▸ WRITTEN TASK:
Both the line containing "Transcribe this chart's" and the last line of the listing are included: write out exactly the lines from one to the other.

[Rows from a figure dataset]
· · · · ·

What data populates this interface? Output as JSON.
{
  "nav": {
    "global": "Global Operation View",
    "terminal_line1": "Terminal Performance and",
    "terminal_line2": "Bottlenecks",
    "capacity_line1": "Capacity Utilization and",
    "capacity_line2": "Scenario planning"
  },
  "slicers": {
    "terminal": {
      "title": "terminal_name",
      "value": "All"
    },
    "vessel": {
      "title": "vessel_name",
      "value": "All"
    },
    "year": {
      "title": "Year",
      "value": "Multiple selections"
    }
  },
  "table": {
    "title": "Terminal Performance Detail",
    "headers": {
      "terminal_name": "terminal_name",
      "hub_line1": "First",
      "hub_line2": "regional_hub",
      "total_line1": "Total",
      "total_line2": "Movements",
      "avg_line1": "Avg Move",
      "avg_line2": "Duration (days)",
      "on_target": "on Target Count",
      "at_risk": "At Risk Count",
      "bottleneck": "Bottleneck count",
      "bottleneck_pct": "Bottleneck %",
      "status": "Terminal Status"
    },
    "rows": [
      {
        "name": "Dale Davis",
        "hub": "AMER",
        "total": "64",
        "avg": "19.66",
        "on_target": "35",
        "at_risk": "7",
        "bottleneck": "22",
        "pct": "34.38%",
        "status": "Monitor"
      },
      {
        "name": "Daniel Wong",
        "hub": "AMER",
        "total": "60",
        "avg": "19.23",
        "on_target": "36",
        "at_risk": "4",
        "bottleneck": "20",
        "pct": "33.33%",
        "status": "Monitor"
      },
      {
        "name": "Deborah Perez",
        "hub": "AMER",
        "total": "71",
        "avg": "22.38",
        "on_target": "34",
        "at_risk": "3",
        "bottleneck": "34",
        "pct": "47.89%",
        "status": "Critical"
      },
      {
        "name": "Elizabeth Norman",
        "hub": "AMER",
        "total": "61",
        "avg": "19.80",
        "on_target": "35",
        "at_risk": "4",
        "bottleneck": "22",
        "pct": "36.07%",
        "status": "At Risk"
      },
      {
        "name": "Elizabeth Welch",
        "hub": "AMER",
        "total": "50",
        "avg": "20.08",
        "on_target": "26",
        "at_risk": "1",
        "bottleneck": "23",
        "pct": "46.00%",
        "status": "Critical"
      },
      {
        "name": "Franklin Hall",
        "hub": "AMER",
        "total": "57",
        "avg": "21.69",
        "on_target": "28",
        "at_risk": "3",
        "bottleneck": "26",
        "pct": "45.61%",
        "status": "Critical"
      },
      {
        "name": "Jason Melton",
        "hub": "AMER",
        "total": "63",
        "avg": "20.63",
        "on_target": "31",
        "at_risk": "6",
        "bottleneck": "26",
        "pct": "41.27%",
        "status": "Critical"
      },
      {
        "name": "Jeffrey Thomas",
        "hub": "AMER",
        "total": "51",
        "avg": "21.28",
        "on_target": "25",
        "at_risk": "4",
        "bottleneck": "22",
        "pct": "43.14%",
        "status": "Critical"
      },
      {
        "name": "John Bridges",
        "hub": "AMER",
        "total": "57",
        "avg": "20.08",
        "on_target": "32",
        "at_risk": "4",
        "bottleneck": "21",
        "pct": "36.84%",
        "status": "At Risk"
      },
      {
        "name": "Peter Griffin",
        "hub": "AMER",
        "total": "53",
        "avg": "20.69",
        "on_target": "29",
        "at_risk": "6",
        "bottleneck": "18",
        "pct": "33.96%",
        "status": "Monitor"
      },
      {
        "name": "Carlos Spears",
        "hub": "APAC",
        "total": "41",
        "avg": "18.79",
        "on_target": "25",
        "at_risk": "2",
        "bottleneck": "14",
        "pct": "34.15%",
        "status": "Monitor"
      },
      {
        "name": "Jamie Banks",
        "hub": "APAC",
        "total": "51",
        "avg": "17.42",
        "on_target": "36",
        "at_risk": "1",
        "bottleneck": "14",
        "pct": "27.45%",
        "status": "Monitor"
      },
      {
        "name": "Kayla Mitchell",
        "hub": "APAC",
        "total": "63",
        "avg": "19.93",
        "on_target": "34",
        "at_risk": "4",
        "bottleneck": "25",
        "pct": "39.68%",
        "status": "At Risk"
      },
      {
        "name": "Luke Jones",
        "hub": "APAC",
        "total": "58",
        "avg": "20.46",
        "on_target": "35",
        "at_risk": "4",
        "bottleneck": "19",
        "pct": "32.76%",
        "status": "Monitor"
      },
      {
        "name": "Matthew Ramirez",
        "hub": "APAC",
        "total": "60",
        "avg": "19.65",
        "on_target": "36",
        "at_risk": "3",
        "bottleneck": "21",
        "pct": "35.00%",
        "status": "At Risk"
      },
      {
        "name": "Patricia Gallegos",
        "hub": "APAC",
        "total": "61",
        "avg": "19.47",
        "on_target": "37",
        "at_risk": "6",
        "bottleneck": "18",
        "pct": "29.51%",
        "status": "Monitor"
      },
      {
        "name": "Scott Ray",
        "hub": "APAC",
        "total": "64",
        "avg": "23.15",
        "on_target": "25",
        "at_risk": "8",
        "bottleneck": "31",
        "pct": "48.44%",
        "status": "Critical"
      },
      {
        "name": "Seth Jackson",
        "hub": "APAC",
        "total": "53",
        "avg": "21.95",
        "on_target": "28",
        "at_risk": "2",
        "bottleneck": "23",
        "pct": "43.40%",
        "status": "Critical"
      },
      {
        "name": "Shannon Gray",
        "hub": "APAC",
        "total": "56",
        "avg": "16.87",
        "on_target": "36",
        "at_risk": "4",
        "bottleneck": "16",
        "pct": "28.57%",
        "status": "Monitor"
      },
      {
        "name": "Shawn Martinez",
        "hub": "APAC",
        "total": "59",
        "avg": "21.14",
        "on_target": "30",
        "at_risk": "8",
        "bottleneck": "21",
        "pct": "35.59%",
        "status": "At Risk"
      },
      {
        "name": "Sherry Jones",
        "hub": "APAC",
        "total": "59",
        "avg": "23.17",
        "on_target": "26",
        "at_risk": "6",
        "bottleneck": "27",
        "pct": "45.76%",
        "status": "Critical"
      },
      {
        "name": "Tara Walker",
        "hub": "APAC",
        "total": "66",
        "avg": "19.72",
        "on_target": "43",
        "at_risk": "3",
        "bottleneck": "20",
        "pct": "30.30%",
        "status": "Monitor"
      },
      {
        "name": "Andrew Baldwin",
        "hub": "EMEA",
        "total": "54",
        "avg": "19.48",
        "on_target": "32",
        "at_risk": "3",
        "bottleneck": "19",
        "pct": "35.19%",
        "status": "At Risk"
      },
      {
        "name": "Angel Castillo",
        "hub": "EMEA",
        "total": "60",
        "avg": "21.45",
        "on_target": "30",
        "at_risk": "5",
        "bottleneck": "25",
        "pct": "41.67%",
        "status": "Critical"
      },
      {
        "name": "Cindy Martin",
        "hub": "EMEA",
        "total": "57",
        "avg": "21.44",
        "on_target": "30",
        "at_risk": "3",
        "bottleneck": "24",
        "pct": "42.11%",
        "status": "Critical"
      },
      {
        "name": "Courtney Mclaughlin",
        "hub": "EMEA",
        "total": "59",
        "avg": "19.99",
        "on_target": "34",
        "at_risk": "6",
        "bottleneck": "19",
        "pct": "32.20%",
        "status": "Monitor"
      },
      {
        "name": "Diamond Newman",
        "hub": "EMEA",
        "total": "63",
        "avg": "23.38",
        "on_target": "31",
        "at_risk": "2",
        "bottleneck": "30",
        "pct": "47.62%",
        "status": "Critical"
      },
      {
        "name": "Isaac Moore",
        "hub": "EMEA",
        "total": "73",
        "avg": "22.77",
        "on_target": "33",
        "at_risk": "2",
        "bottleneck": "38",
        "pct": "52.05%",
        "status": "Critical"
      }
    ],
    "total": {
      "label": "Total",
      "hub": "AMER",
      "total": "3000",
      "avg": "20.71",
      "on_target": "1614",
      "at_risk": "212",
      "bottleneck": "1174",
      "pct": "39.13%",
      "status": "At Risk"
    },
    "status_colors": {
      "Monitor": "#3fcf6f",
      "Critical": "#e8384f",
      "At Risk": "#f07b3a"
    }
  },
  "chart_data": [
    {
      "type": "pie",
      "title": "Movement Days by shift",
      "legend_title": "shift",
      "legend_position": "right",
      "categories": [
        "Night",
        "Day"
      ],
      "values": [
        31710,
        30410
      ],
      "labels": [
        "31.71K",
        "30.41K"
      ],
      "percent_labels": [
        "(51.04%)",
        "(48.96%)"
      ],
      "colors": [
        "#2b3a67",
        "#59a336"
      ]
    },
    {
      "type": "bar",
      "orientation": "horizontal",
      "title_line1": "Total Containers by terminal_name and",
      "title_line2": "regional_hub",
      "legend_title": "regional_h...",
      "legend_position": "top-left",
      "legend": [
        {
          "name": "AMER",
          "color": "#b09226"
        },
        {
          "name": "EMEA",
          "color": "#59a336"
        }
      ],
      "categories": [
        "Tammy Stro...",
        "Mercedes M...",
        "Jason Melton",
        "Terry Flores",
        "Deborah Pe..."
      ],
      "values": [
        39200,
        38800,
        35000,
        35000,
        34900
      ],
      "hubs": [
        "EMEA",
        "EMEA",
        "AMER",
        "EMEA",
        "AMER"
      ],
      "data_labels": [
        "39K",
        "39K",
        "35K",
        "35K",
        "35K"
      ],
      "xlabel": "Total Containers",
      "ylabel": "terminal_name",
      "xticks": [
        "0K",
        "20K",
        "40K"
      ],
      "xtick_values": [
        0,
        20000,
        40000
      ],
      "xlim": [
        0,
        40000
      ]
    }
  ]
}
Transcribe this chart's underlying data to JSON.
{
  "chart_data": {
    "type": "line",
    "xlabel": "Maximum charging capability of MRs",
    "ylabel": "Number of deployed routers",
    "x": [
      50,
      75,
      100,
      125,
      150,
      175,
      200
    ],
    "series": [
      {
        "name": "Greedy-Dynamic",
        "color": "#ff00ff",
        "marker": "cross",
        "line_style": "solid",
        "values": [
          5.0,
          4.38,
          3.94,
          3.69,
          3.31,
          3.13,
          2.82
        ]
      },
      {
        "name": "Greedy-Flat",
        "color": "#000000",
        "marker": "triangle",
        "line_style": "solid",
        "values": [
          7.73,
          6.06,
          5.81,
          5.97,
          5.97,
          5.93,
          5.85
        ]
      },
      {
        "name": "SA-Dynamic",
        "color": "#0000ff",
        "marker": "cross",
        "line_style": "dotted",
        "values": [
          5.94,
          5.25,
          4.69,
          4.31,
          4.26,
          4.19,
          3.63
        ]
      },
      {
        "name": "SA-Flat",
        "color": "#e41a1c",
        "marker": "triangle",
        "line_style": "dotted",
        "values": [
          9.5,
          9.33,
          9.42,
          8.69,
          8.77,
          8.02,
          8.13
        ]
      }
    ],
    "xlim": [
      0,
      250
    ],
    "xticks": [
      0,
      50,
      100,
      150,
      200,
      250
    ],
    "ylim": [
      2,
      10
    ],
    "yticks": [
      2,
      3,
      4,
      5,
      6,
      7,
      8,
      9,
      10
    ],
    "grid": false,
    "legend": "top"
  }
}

· · · · ·

▸ THE RESPONSE:
Transcribe this chart's underlying data to JSON.
{
  "chart_data": {
    "type": "line",
    "xlabel": "Maximum charging capability of MRs",
    "ylabel": "Number of deployed routers",
    "x": [
      50,
      75,
      100,
      125,
      150,
      175,
      200
    ],
    "series": [
      {
        "name": "Greedy-Dynamic",
        "color": "#ff00ff",
        "marker": "cross",
        "line_style": "solid",
        "values": [
          5.0,
          4.38,
          3.94,
          3.69,
          3.31,
          3.13,
          2.82
        ]
      },
      {
        "name": "Greedy-Flat",
        "color": "#000000",
        "marker": "triangle",
        "line_style": "solid",
        "values": [
          7.73,
          6.06,
          5.81,
          5.97,
          5.97,
          5.93,
          5.85
        ]
      },
      {
        "name": "SA-Dynamic",
        "color": "#0000ff",
        "marker": "cross",
        "line_style": "dotted",
        "values": [
          5.94,
          5.25,
          4.69,
          4.31,
          4.26,
          4.19,
          3.63
        ]
      },
      {
        "name": "SA-Flat",
        "color": "#e41a1c",
        "marker": "triangle",
        "line_style": "dotted",
        "values": [
          9.5,
          9.33,
          9.42,
          8.69,
          8.77,
          8.02,
          8.13
        ]
      }
    ],
    "xlim": [
      0,
      250
    ],
    "xticks": [
      0,
      50,
      100,
      150,
      200,
      250
    ],
    "ylim": [
      2,
      10
    ],
    "yticks": [
      2,
      3,
      4,
      5,
      6,
      7,
      8,
      9,
      10
    ],
    "grid": false,
    "legend": "top"
  }
}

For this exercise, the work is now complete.